◆ **Saved entries**:

# # # # # # #

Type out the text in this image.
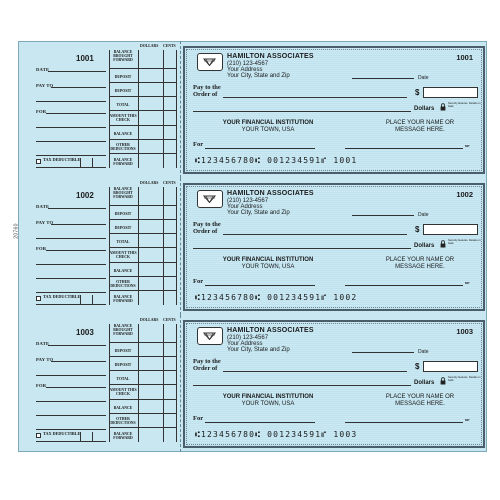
20760
1001
DOLLARS CENTS
DATE
PAY TO
FOR
BALANCE BROUGHT FORWARD
DEPOSIT
DEPOSIT
TOTAL
AMOUNT THIS CHECK
BALANCE
OTHER DEDUCTIONS
BALANCE FORWARD
TAX DEDUCTIBLE
HAMILTON ASSOCIATES
(210) 123-4567
Your Address
Your City, State and Zip
1001
Date
Pay to the
Order of	$
Dollars
Security features. Details on back.
YOUR FINANCIAL INSTITUTION
YOUR TOWN, USA
PLACE YOUR NAME OR
MESSAGE HERE.
For	MP
⑆123456780⑆ 001234591⑈ 1001
1002
DOLLARS CENTS
DATE
PAY TO
FOR
BALANCE BROUGHT FORWARD
DEPOSIT
DEPOSIT
TOTAL
AMOUNT THIS CHECK
BALANCE
OTHER DEDUCTIONS
BALANCE FORWARD
TAX DEDUCTIBLE
HAMILTON ASSOCIATES
(210) 123-4567
Your Address
Your City, State and Zip
1002
Date
Pay to the
Order of	$
Dollars
Security features. Details on back.
YOUR FINANCIAL INSTITUTION
YOUR TOWN, USA
PLACE YOUR NAME OR
MESSAGE HERE.
For	MP
⑆123456780⑆ 001234591⑈ 1002
1003
DOLLARS CENTS
DATE
PAY TO
FOR
BALANCE BROUGHT FORWARD
DEPOSIT
DEPOSIT
TOTAL
AMOUNT THIS CHECK
BALANCE
OTHER DEDUCTIONS
BALANCE FORWARD
TAX DEDUCTIBLE
HAMILTON ASSOCIATES
(210) 123-4567
Your Address
Your City, State and Zip
1003
Date
Pay to the
Order of	$
Dollars
Security features. Details on back.
YOUR FINANCIAL INSTITUTION
YOUR TOWN, USA
PLACE YOUR NAME OR
MESSAGE HERE.
For	MP
⑆123456780⑆ 001234591⑈ 1003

# # # # # # #

◆ **Aim of the task**: Quote in full the listing given above; the images are to be left out.

◆ **Answer for this exercise**:
Type out the text in this image.
20760
1001
DOLLARS CENTS
DATE
PAY TO
FOR
BALANCE BROUGHT FORWARD
DEPOSIT
DEPOSIT
TOTAL
AMOUNT THIS CHECK
BALANCE
OTHER DEDUCTIONS
BALANCE FORWARD
TAX DEDUCTIBLE
HAMILTON ASSOCIATES
(210) 123-4567
Your Address
Your City, State and Zip
1001
Date
Pay to the
Order of	$
Dollars
Security features. Details on back.
YOUR FINANCIAL INSTITUTION
YOUR TOWN, USA
PLACE YOUR NAME OR
MESSAGE HERE.
For	MP
⑆123456780⑆ 001234591⑈ 1001
1002
DOLLARS CENTS
DATE
PAY TO
FOR
BALANCE BROUGHT FORWARD
DEPOSIT
DEPOSIT
TOTAL
AMOUNT THIS CHECK
BALANCE
OTHER DEDUCTIONS
BALANCE FORWARD
TAX DEDUCTIBLE
HAMILTON ASSOCIATES
(210) 123-4567
Your Address
Your City, State and Zip
1002
Date
Pay to the
Order of	$
Dollars
Security features. Details on back.
YOUR FINANCIAL INSTITUTION
YOUR TOWN, USA
PLACE YOUR NAME OR
MESSAGE HERE.
For	MP
⑆123456780⑆ 001234591⑈ 1002
1003
DOLLARS CENTS
DATE
PAY TO
FOR
BALANCE BROUGHT FORWARD
DEPOSIT
DEPOSIT
TOTAL
AMOUNT THIS CHECK
BALANCE
OTHER DEDUCTIONS
BALANCE FORWARD
TAX DEDUCTIBLE
HAMILTON ASSOCIATES
(210) 123-4567
Your Address
Your City, State and Zip
1003
Date
Pay to the
Order of	$
Dollars
Security features. Details on back.
YOUR FINANCIAL INSTITUTION
YOUR TOWN, USA
PLACE YOUR NAME OR
MESSAGE HERE.
For	MP
⑆123456780⑆ 001234591⑈ 1003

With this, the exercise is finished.